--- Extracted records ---
>> Begin

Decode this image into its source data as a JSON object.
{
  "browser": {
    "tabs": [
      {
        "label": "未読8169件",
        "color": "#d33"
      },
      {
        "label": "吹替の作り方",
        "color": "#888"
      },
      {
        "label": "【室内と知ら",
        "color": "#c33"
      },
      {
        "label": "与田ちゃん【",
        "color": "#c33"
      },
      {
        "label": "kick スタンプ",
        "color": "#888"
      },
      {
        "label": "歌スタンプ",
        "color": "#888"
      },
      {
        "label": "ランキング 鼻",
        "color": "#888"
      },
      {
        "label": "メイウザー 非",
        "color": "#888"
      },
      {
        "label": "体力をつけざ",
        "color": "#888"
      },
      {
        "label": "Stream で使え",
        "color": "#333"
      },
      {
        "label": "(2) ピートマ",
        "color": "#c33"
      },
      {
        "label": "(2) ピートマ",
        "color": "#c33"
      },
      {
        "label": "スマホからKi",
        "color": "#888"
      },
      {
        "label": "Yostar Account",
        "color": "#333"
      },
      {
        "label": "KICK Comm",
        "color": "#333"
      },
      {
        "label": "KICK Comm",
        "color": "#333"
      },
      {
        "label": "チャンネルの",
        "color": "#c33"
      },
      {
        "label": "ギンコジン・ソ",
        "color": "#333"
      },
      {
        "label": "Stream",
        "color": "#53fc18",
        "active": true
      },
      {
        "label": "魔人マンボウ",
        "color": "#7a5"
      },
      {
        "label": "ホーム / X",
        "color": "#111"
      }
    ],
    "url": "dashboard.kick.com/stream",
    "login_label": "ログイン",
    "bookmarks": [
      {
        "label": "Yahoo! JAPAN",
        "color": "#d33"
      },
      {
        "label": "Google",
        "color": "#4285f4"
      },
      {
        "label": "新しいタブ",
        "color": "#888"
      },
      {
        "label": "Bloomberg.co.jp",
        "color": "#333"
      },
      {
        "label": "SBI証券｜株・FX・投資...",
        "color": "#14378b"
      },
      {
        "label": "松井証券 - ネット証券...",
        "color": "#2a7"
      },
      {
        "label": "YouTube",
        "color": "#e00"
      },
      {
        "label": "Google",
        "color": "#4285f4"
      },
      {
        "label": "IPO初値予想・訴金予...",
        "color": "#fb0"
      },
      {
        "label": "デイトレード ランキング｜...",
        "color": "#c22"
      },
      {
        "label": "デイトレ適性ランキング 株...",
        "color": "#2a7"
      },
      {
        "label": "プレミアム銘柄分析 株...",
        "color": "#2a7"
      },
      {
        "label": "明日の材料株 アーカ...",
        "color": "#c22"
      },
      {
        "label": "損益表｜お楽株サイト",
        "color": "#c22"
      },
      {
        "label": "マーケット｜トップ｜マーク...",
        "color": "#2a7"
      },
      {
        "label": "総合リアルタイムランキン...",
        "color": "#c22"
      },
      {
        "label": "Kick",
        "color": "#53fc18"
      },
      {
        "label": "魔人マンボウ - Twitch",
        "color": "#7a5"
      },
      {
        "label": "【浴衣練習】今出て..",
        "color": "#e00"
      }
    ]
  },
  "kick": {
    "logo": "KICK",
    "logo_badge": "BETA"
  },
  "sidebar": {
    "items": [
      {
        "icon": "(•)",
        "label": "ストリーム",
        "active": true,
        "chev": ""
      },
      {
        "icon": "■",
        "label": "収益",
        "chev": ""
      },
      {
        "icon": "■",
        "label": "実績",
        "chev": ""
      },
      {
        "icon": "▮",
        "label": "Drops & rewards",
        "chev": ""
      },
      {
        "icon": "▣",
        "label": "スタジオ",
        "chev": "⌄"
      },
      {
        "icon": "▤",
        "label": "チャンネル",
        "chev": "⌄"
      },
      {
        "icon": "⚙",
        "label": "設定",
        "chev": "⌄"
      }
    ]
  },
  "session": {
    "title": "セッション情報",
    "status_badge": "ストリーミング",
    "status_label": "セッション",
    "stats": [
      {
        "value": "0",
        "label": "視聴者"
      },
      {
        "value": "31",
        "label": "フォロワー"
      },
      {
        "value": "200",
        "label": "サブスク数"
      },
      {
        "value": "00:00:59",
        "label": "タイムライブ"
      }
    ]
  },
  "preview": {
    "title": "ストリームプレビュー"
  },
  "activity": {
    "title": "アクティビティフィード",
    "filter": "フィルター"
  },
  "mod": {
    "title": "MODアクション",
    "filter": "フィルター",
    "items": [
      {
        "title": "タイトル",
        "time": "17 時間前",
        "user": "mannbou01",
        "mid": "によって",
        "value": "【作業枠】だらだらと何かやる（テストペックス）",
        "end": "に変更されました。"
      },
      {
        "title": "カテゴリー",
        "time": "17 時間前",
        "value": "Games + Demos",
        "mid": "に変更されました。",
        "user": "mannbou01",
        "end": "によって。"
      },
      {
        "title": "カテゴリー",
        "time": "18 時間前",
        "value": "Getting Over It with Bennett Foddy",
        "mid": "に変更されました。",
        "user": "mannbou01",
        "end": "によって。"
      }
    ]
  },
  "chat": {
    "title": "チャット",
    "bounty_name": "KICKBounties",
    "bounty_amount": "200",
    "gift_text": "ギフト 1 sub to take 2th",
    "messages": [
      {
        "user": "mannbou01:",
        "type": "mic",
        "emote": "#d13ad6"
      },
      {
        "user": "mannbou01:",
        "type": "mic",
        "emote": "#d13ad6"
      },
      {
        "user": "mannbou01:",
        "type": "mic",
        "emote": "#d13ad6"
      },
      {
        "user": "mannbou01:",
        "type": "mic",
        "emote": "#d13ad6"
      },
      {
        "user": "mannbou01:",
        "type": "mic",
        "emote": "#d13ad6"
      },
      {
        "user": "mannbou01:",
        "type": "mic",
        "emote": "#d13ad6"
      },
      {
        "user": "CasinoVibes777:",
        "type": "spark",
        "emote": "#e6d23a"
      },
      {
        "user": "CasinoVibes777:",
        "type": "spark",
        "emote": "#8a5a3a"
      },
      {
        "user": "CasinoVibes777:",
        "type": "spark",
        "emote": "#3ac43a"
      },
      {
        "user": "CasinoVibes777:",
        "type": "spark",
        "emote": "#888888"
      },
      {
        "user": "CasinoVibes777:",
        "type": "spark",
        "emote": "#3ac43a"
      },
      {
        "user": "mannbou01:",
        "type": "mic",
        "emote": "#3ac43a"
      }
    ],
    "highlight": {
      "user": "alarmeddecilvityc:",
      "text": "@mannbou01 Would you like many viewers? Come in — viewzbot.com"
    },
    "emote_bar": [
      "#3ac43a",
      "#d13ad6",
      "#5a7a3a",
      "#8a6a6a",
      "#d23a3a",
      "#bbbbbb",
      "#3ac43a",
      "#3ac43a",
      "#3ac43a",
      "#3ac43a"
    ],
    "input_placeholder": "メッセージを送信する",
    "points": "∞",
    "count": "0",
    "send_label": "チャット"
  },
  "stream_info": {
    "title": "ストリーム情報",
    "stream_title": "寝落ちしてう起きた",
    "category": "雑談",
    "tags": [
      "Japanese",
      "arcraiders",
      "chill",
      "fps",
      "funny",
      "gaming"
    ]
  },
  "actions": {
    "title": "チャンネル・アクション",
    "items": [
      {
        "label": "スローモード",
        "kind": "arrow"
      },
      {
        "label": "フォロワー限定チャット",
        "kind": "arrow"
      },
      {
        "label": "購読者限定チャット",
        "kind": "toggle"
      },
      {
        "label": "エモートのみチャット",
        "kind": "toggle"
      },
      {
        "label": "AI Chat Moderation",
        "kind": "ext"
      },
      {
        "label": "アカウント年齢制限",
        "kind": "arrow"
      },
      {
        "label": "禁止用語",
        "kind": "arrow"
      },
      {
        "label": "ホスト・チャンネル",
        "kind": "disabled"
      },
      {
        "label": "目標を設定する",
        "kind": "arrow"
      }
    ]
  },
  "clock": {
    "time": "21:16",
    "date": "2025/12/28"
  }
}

>> End
>> Begin

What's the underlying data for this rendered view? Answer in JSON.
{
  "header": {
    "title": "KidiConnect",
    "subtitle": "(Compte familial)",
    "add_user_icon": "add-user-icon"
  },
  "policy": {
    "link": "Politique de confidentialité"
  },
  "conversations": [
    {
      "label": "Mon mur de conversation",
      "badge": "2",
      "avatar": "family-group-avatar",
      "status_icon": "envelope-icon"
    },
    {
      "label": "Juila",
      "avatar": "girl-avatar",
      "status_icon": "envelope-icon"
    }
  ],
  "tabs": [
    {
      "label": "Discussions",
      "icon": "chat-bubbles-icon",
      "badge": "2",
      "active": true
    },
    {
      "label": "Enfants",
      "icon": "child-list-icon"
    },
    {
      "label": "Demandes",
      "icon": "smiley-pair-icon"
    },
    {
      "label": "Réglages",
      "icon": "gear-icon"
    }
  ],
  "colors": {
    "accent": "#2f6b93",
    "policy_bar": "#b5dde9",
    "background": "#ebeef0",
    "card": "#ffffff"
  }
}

>> End

--- TASK PROMPT ---
List all lines from the entries that include the word "value".

--- SOLUTION FOR THIS TASK ---
        "value": "0",
        "value": "31",
        "value": "200",
        "value": "00:00:59",
        "value": "【作業枠】だらだらと何かやる（テストペックス）",
        "value": "Games + Demos",
        "value": "Getting Over It with Bennett Foddy",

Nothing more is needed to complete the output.